Testo fornito:
Registrazione in caso d'uso: nozione e problemi applicativi

06 Settembre 2019

Queste note hanno ad oggetto il caso d'uso nell'imposta di registro e, più in particolare, l'analisi di alcuni problemi applicativi che derivano dalla nozione e dalla disciplina, entrambe piuttosto incerte, di detto istituto. L'opportunità della ricerca deriva dal fatto che i contributi della dottrina e della giurisprudenza sul tema sono limitati e si prestano a diverse interpretazioni.
Premessa

Queste note hanno ad oggetto il caso d'uso nell'imposta di registro e, più in particolare, l'analisi di alcuni problemi applicativi che derivano dalla nozione e dalla disciplina, entrambe piuttosto incerte, di detto istituto. L'opportunità della ricerca deriva dal fatto che i contributi della dottrina e della giurisprudenza sul tema sono limitati e si prestano a diverse interpretazioni.

La prima norma a prevedere l'obbligo di registrazione di taluni atti in caso d'uso era contenuta nel R.D. n. 3269/1923 (art. 2, R.D. 30 dicembre 1923, n. 3269, rubricato “Approvazione del testo di legge del Registro”: “Si ha caso d'uso agli effetti della presente legge: 1° Quando gli atti si presentano o si producono in giudizio davanti l'autorità giudiziaria e nei procedimenti in sede giurisdizionale avanti il Consiglio di Stato, la Corte dei conti, le Giunte provinciali amministrative, i Consigli di prefettura ed ogni altra speciale giurisdizione e quando si producono davanti agli arbitri; 2° Quando si riportano in tutto o in parte in atti pubblici o privati soggetti a registrazione o si inseriscono negli atti, pure soggetti a registrazione, delle cancellerie giudiziarie o delle pubbliche amministrazioni o degli enti pubblici”), sul quale ritorneremo in seguito.

Successivamente, a seguito della delega al Governo per una riforma dell'intera materia fiscale (Legge 9 ottobre 1971, n. 825), fu approvato il d.P.R. n.634/1972, il cui art. 6* coincide sostanzialmente con l'art. 6 del d.P.R. n. 131/1986, che attualmente rappresenta la normativa di riferimento, ai fini dell'imposta di registro.

In evidenza: Art. 6,

d.P.R. n. 634/1972

:
Si ha caso d'uso quando un atto si deposita, per essere acquisito agli atti, presso le cancellerie giudiziarie nell'esplicazione di attività amministrative o presso le amministrazioni dello Stato o gli enti pubblici territoriali e i rispettivi organi di controllo, salvo che il deposito avvenga ai fini dell'adempimento di una obbligazione dell'amministrazione o dell'ente”.

Compito breve 1:
Rispondi a queste domande sul testo sul caso d'uso:
(a) In quale regio decreto era contenuta la prima norma sull'obbligo di registrazione in caso d'uso?
(b) Con quale legge fu conferita al Governo la delega per la riforma della materia fiscale?
(c) Quale d.P.R. rappresenta attualmente la normativa di riferimento ai fini dell'imposta di registro?
Le righe non hanno alcun legame con il testo sul caso d'uso.

Materiale da elaborare:

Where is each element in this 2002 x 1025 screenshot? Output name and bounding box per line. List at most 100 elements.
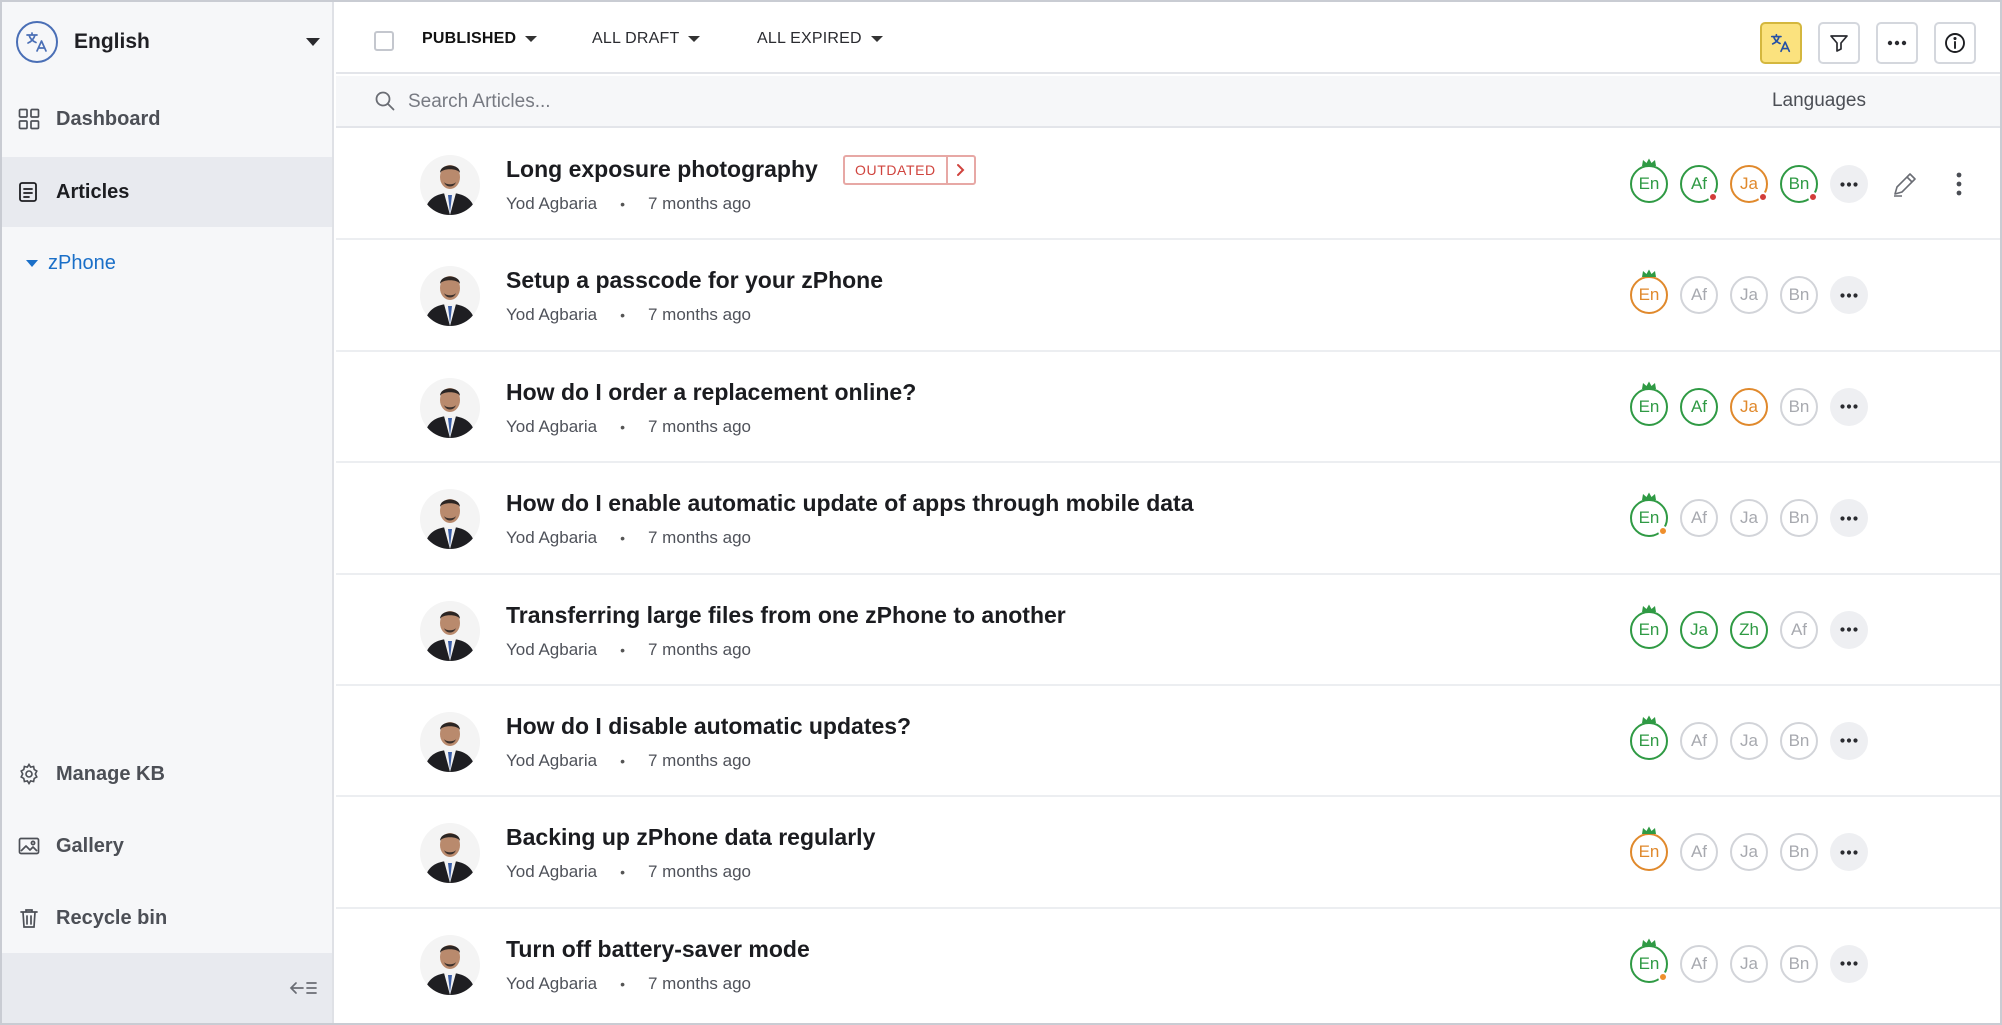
tab-all-expired[interactable]: ALL EXPIRED — [757, 30, 883, 48]
filter-button[interactable] — [1818, 22, 1860, 64]
language-chip[interactable]: Ja — [1730, 721, 1768, 760]
language-chip[interactable]: Af — [1780, 610, 1818, 649]
language-code: En — [1638, 953, 1660, 973]
language-chip[interactable]: En — [1630, 938, 1668, 983]
language-chip[interactable]: Bn — [1780, 387, 1818, 426]
language-code: Af — [1690, 396, 1708, 416]
language-chip[interactable]: Af — [1680, 944, 1718, 983]
article-row[interactable]: Turn off battery-saver mode Yod Agbaria • 7… — [336, 909, 2000, 1020]
nav-dashboard[interactable]: Dashboard — [2, 84, 332, 154]
crown-icon — [1642, 826, 1656, 835]
select-all-checkbox[interactable] — [374, 31, 394, 51]
language-chip[interactable]: Ja — [1680, 610, 1718, 649]
article-row[interactable]: How do I disable automatic updates? Yod A… — [336, 686, 2000, 798]
language-chip[interactable]: Ja — [1730, 276, 1768, 315]
category-zphone[interactable]: zPhone — [26, 252, 116, 275]
language-chip[interactable]: En — [1630, 269, 1668, 315]
language-chip[interactable]: Bn — [1780, 499, 1818, 538]
separator-dot: • — [620, 975, 625, 992]
translation-languages: En Af Ja Bn — [1630, 938, 1868, 983]
more-languages-button[interactable] — [1830, 499, 1868, 538]
language-chip[interactable]: En — [1630, 492, 1668, 538]
article-title[interactable]: Long exposure photography — [506, 156, 818, 183]
image-icon — [18, 835, 40, 857]
language-chip[interactable]: En — [1630, 381, 1668, 426]
article-row[interactable]: Long exposure photography Yod Agbaria • 7 m… — [336, 129, 2000, 241]
translate-button[interactable] — [1760, 22, 1802, 64]
language-chip[interactable]: En — [1630, 604, 1668, 649]
more-languages-button[interactable] — [1830, 387, 1868, 426]
article-title[interactable]: How do I enable automatic update of apps… — [506, 490, 1193, 517]
language-chip[interactable]: Ja — [1730, 944, 1768, 983]
outdated-badge[interactable]: OUTDATED — [843, 155, 976, 185]
info-button[interactable] — [1934, 22, 1976, 64]
translation-languages: En Af Ja Bn — [1630, 269, 1868, 315]
language-code: En — [1638, 285, 1660, 305]
language-chip[interactable]: Zh — [1730, 610, 1768, 649]
article-title[interactable]: How do I disable automatic updates? — [506, 713, 911, 740]
language-code: Ja — [1740, 285, 1758, 305]
article-meta: Yod Agbaria • 7 months ago — [506, 417, 751, 437]
nav-manage-kb[interactable]: Manage KB — [2, 739, 332, 809]
language-chip[interactable]: Ja — [1730, 387, 1768, 426]
outdated-badge-label: OUTDATED — [845, 157, 948, 183]
language-code: En — [1638, 730, 1660, 750]
language-chip[interactable]: Af — [1680, 387, 1718, 426]
tab-published[interactable]: PUBLISHED — [422, 30, 538, 48]
language-chip[interactable]: Bn — [1780, 165, 1818, 203]
edit-pencil-icon[interactable] — [1890, 169, 1920, 199]
language-chip[interactable]: Af — [1680, 833, 1718, 872]
nav-manage-kb-label: Manage KB — [56, 762, 165, 785]
tab-all-draft[interactable]: ALL DRAFT — [592, 30, 701, 48]
nav-gallery[interactable]: Gallery — [2, 811, 332, 881]
article-row[interactable]: Backing up zPhone data regularly Yod Agba… — [336, 797, 2000, 909]
translation-languages: En Af Ja Bn — [1630, 492, 1868, 538]
language-chip[interactable]: Af — [1680, 721, 1718, 760]
language-chip[interactable]: En — [1630, 826, 1668, 872]
more-options-button[interactable] — [1876, 22, 1918, 64]
translation-languages: En Af Ja Bn — [1630, 826, 1868, 872]
translation-languages: En Af Ja Bn — [1630, 381, 1868, 426]
language-code: Ja — [1740, 730, 1758, 750]
language-chip[interactable]: Ja — [1730, 833, 1768, 872]
language-chip[interactable]: Ja — [1730, 165, 1768, 203]
separator-dot: • — [620, 196, 625, 212]
language-chip[interactable]: Bn — [1780, 944, 1818, 983]
language-selector[interactable]: English — [16, 20, 326, 64]
more-languages-button[interactable] — [1830, 721, 1868, 760]
language-chip[interactable]: Af — [1680, 165, 1718, 203]
article-row[interactable]: How do I enable automatic update of apps… — [336, 463, 2000, 575]
article-title[interactable]: How do I order a replacement online? — [506, 379, 916, 406]
language-chip[interactable]: Ja — [1730, 499, 1768, 538]
more-languages-button[interactable] — [1830, 165, 1868, 203]
more-languages-button[interactable] — [1830, 944, 1868, 983]
nav-recycle-bin[interactable]: Recycle bin — [2, 883, 332, 953]
article-row[interactable]: How do I order a replacement online? Yod … — [336, 352, 2000, 464]
article-title[interactable]: Turn off battery-saver mode — [506, 936, 810, 963]
more-languages-button[interactable] — [1830, 833, 1868, 872]
author-photo — [420, 934, 480, 995]
language-code: Bn — [1788, 842, 1810, 862]
more-languages-button[interactable] — [1830, 276, 1868, 315]
language-code: Bn — [1788, 285, 1810, 305]
kebab-menu-icon[interactable] — [1952, 169, 1966, 199]
search-input[interactable] — [408, 86, 1308, 118]
language-chip[interactable]: En — [1630, 715, 1668, 760]
language-chip[interactable]: Bn — [1780, 276, 1818, 315]
article-row[interactable]: Transferring large files from one zPhone… — [336, 575, 2000, 686]
article-title[interactable]: Backing up zPhone data regularly — [506, 824, 875, 851]
language-chip[interactable]: En — [1630, 158, 1668, 203]
separator-dot: • — [620, 864, 625, 881]
article-title[interactable]: Setup a passcode for your zPhone — [506, 267, 883, 294]
language-chip[interactable]: Af — [1680, 499, 1718, 538]
article-title[interactable]: Transferring large files from one zPhone… — [506, 602, 1066, 629]
article-row[interactable]: Setup a passcode for your zPhone Yod Agba… — [336, 240, 2000, 352]
modified-time: 7 months ago — [647, 973, 751, 993]
language-chip[interactable]: Af — [1680, 276, 1718, 315]
language-chip[interactable]: Bn — [1780, 721, 1818, 760]
more-horizontal-icon — [1840, 738, 1858, 744]
nav-articles[interactable]: Articles — [2, 157, 332, 227]
more-languages-button[interactable] — [1830, 610, 1868, 649]
collapse-sidebar-icon[interactable] — [288, 977, 318, 999]
language-chip[interactable]: Bn — [1780, 833, 1818, 872]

Compito breve 2: Nelle righe del materiale da elaborare, modifica tutto ciò che va dalla riga con "tab-all-expired[interactable]: ALL EXPIRED" alla riga con "language-chip[interactable]: Af — [1780, 610, 1818, 649]", estremi inclusi. Sostituisci "language-chip" con "lang-chip", lascia invariato il resto e riporta soltanto queste righe.

Risposta finale 1:
(a) Nel R.D. 30 dicembre 1923, n. 3269.
(b) Con la Legge 9 ottobre 1971, n. 825.
(c) Il d.P.R. n. 131/1986, con il suo art. 6.

Risposta finale 2:
tab-all-expired[interactable]: ALL EXPIRED — [757, 30, 883, 48]
filter-button[interactable] — [1818, 22, 1860, 64]
lang-chip[interactable]: Ja — [1730, 721, 1768, 760]
lang-chip[interactable]: Af — [1780, 610, 1818, 649]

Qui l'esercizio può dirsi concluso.